- SHORT EXERCISE: Return each entry exactly, omitting nothing.

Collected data

- - - - - - -

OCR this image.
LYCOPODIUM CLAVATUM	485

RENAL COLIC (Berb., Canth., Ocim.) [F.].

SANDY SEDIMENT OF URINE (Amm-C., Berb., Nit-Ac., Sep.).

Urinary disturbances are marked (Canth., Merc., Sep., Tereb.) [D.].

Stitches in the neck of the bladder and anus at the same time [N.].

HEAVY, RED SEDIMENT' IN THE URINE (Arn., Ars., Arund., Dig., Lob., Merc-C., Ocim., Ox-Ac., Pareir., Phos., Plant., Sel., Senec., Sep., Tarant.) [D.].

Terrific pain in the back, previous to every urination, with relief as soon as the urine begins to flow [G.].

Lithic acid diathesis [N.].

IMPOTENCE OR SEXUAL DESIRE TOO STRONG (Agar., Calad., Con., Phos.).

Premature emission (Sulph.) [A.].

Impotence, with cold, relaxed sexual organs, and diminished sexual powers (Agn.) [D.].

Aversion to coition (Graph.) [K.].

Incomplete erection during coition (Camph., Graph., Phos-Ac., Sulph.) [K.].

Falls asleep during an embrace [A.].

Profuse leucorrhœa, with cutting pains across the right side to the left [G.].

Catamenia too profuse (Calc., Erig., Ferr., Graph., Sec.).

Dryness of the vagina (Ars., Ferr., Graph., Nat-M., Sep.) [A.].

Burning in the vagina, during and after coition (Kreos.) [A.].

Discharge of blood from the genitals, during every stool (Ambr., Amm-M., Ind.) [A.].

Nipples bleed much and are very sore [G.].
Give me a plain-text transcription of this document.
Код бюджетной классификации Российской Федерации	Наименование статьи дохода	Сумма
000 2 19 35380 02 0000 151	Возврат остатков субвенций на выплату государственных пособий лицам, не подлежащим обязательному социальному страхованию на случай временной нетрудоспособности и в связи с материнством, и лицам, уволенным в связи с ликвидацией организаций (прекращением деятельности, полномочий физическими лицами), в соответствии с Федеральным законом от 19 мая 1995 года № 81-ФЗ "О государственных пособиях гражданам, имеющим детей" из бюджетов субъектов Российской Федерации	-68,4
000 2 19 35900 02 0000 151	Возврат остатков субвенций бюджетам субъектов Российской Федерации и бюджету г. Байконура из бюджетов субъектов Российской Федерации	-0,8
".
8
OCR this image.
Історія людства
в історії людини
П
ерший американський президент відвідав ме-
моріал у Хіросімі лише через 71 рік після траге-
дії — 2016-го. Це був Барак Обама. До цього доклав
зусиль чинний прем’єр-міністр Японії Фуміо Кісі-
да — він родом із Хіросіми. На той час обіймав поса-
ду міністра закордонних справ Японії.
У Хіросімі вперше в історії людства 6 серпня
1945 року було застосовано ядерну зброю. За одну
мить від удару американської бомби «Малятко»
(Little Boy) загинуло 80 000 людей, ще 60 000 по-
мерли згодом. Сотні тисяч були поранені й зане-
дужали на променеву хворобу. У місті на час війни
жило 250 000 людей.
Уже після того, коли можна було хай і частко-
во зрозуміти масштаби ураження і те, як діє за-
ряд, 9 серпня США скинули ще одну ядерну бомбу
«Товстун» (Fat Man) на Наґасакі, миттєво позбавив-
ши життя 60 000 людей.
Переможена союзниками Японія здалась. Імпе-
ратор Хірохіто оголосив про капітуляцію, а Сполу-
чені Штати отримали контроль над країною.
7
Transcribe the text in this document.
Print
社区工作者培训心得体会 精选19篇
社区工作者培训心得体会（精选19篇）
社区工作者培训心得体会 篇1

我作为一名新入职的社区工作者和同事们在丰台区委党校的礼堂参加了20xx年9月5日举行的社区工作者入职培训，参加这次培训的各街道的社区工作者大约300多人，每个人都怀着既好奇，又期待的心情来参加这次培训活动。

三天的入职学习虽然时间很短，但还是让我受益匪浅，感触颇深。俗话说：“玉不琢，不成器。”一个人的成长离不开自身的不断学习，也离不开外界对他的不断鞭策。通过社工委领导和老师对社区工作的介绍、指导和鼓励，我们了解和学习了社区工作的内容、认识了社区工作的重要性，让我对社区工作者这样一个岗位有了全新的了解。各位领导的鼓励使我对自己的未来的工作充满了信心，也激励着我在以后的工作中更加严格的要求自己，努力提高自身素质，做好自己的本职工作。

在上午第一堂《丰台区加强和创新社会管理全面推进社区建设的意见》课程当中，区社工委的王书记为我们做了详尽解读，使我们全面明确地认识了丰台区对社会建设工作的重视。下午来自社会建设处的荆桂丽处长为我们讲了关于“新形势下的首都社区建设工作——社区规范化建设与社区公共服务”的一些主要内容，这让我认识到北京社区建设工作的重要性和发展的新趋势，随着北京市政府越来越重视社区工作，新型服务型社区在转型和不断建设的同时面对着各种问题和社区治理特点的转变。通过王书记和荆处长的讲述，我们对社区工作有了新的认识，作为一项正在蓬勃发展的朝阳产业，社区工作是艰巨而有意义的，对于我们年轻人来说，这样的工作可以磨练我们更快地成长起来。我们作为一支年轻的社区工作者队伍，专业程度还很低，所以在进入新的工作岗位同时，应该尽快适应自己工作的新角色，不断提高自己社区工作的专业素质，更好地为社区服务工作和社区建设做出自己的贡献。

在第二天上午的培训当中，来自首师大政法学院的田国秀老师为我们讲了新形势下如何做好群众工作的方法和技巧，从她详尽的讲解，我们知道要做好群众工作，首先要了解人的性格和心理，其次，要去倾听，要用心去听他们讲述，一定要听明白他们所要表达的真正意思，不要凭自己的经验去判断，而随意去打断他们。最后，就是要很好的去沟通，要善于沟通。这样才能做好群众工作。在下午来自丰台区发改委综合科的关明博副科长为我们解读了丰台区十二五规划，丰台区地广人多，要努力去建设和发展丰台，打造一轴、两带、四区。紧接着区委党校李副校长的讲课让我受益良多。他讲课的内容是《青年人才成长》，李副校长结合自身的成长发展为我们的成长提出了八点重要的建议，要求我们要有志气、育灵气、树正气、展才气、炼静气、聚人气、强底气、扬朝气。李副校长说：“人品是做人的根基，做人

- - - - - - -

- THE COMPLETED TASK:
OCR this image.
LYCOPODIUM CLAVATUM	485

RENAL COLIC (Berb., Canth., Ocim.) [F.].

SANDY SEDIMENT OF URINE (Amm-C., Berb., Nit-Ac., Sep.).

Urinary disturbances are marked (Canth., Merc., Sep., Tereb.) [D.].

Stitches in the neck of the bladder and anus at the same time [N.].

HEAVY, RED SEDIMENT' IN THE URINE (Arn., Ars., Arund., Dig., Lob., Merc-C., Ocim., Ox-Ac., Pareir., Phos., Plant., Sel., Senec., Sep., Tarant.) [D.].

Terrific pain in the back, previous to every urination, with relief as soon as the urine begins to flow [G.].

Lithic acid diathesis [N.].

IMPOTENCE OR SEXUAL DESIRE TOO STRONG (Agar., Calad., Con., Phos.).

Premature emission (Sulph.) [A.].

Impotence, with cold, relaxed sexual organs, and diminished sexual powers (Agn.) [D.].

Aversion to coition (Graph.) [K.].

Incomplete erection during coition (Camph., Graph., Phos-Ac., Sulph.) [K.].

Falls asleep during an embrace [A.].

Profuse leucorrhœa, with cutting pains across the right side to the left [G.].

Catamenia too profuse (Calc., Erig., Ferr., Graph., Sec.).

Dryness of the vagina (Ars., Ferr., Graph., Nat-M., Sep.) [A.].

Burning in the vagina, during and after coition (Kreos.) [A.].

Discharge of blood from the genitals, during every stool (Ambr., Amm-M., Ind.) [A.].

Nipples bleed much and are very sore [G.].
Give me a plain-text transcription of this document.
Код бюджетной классификации Российской Федерации	Наименование статьи дохода	Сумма
000 2 19 35380 02 0000 151	Возврат остатков субвенций на выплату государственных пособий лицам, не подлежащим обязательному социальному страхованию на случай временной нетрудоспособности и в связи с материнством, и лицам, уволенным в связи с ликвидацией организаций (прекращением деятельности, полномочий физическими лицами), в соответствии с Федеральным законом от 19 мая 1995 года № 81-ФЗ "О государственных пособиях гражданам, имеющим детей" из бюджетов субъектов Российской Федерации	-68,4
000 2 19 35900 02 0000 151	Возврат остатков субвенций бюджетам субъектов Российской Федерации и бюджету г. Байконура из бюджетов субъектов Российской Федерации	-0,8
".
8
OCR this image.
Історія людства
в історії людини
П
ерший американський президент відвідав ме-
моріал у Хіросімі лише через 71 рік після траге-
дії — 2016-го. Це був Барак Обама. До цього доклав
зусиль чинний прем’єр-міністр Японії Фуміо Кісі-
да — він родом із Хіросіми. На той час обіймав поса-
ду міністра закордонних справ Японії.
У Хіросімі вперше в історії людства 6 серпня
1945 року було застосовано ядерну зброю. За одну
мить від удару американської бомби «Малятко»
(Little Boy) загинуло 80 000 людей, ще 60 000 по-
мерли згодом. Сотні тисяч були поранені й зане-
дужали на променеву хворобу. У місті на час війни
жило 250 000 людей.
Уже після того, коли можна було хай і частко-
во зрозуміти масштаби ураження і те, як діє за-
ряд, 9 серпня США скинули ще одну ядерну бомбу
«Товстун» (Fat Man) на Наґасакі, миттєво позбавив-
ши життя 60 000 людей.
Переможена союзниками Японія здалась. Імпе-
ратор Хірохіто оголосив про капітуляцію, а Сполу-
чені Штати отримали контроль над країною.
7
Transcribe the text in this document.
Print
社区工作者培训心得体会 精选19篇
社区工作者培训心得体会（精选19篇）
社区工作者培训心得体会 篇1

我作为一名新入职的社区工作者和同事们在丰台区委党校的礼堂参加了20xx年9月5日举行的社区工作者入职培训，参加这次培训的各街道的社区工作者大约300多人，每个人都怀着既好奇，又期待的心情来参加这次培训活动。

三天的入职学习虽然时间很短，但还是让我受益匪浅，感触颇深。俗话说：“玉不琢，不成器。”一个人的成长离不开自身的不断学习，也离不开外界对他的不断鞭策。通过社工委领导和老师对社区工作的介绍、指导和鼓励，我们了解和学习了社区工作的内容、认识了社区工作的重要性，让我对社区工作者这样一个岗位有了全新的了解。各位领导的鼓励使我对自己的未来的工作充满了信心，也激励着我在以后的工作中更加严格的要求自己，努力提高自身素质，做好自己的本职工作。

在上午第一堂《丰台区加强和创新社会管理全面推进社区建设的意见》课程当中，区社工委的王书记为我们做了详尽解读，使我们全面明确地认识了丰台区对社会建设工作的重视。下午来自社会建设处的荆桂丽处长为我们讲了关于“新形势下的首都社区建设工作——社区规范化建设与社区公共服务”的一些主要内容，这让我认识到北京社区建设工作的重要性和发展的新趋势，随着北京市政府越来越重视社区工作，新型服务型社区在转型和不断建设的同时面对着各种问题和社区治理特点的转变。通过王书记和荆处长的讲述，我们对社区工作有了新的认识，作为一项正在蓬勃发展的朝阳产业，社区工作是艰巨而有意义的，对于我们年轻人来说，这样的工作可以磨练我们更快地成长起来。我们作为一支年轻的社区工作者队伍，专业程度还很低，所以在进入新的工作岗位同时，应该尽快适应自己工作的新角色，不断提高自己社区工作的专业素质，更好地为社区服务工作和社区建设做出自己的贡献。

在第二天上午的培训当中，来自首师大政法学院的田国秀老师为我们讲了新形势下如何做好群众工作的方法和技巧，从她详尽的讲解，我们知道要做好群众工作，首先要了解人的性格和心理，其次，要去倾听，要用心去听他们讲述，一定要听明白他们所要表达的真正意思，不要凭自己的经验去判断，而随意去打断他们。最后，就是要很好的去沟通，要善于沟通。这样才能做好群众工作。在下午来自丰台区发改委综合科的关明博副科长为我们解读了丰台区十二五规划，丰台区地广人多，要努力去建设和发展丰台，打造一轴、两带、四区。紧接着区委党校李副校长的讲课让我受益良多。他讲课的内容是《青年人才成长》，李副校长结合自身的成长发展为我们的成长提出了八点重要的建议，要求我们要有志气、育灵气、树正气、展才气、炼静气、聚人气、强底气、扬朝气。李副校长说：“人品是做人的根基，做人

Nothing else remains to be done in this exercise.